**WORK TO COMPLETE:** Each line of the material must be returned exactly.

---

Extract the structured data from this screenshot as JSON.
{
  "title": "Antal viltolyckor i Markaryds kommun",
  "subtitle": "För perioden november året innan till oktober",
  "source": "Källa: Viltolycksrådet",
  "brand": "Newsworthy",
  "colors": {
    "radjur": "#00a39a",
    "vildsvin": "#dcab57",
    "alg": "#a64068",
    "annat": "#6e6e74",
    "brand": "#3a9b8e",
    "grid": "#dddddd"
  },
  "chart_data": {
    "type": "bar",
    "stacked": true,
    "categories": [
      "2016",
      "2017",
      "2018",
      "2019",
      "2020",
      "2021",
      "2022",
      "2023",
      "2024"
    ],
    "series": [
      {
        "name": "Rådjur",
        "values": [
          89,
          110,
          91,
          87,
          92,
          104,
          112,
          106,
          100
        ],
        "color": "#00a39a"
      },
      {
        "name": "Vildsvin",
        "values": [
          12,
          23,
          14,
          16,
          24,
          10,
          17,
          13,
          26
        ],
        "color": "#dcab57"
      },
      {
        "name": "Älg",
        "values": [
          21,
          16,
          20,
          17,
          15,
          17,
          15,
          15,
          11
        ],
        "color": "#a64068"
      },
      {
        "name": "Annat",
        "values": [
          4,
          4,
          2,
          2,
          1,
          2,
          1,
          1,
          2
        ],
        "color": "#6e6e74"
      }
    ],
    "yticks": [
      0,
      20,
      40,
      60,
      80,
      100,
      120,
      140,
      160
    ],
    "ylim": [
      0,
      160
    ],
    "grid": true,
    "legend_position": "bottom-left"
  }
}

---

**FINAL RESULT:**
Extract the structured data from this screenshot as JSON.
{
  "title": "Antal viltolyckor i Markaryds kommun",
  "subtitle": "För perioden november året innan till oktober",
  "source": "Källa: Viltolycksrådet",
  "brand": "Newsworthy",
  "colors": {
    "radjur": "#00a39a",
    "vildsvin": "#dcab57",
    "alg": "#a64068",
    "annat": "#6e6e74",
    "brand": "#3a9b8e",
    "grid": "#dddddd"
  },
  "chart_data": {
    "type": "bar",
    "stacked": true,
    "categories": [
      "2016",
      "2017",
      "2018",
      "2019",
      "2020",
      "2021",
      "2022",
      "2023",
      "2024"
    ],
    "series": [
      {
        "name": "Rådjur",
        "values": [
          89,
          110,
          91,
          87,
          92,
          104,
          112,
          106,
          100
        ],
        "color": "#00a39a"
      },
      {
        "name": "Vildsvin",
        "values": [
          12,
          23,
          14,
          16,
          24,
          10,
          17,
          13,
          26
        ],
        "color": "#dcab57"
      },
      {
        "name": "Älg",
        "values": [
          21,
          16,
          20,
          17,
          15,
          17,
          15,
          15,
          11
        ],
        "color": "#a64068"
      },
      {
        "name": "Annat",
        "values": [
          4,
          4,
          2,
          2,
          1,
          2,
          1,
          1,
          2
        ],
        "color": "#6e6e74"
      }
    ],
    "yticks": [
      0,
      20,
      40,
      60,
      80,
      100,
      120,
      140,
      160
    ],
    "ylim": [
      0,
      160
    ],
    "grid": true,
    "legend_position": "bottom-left"
  }
}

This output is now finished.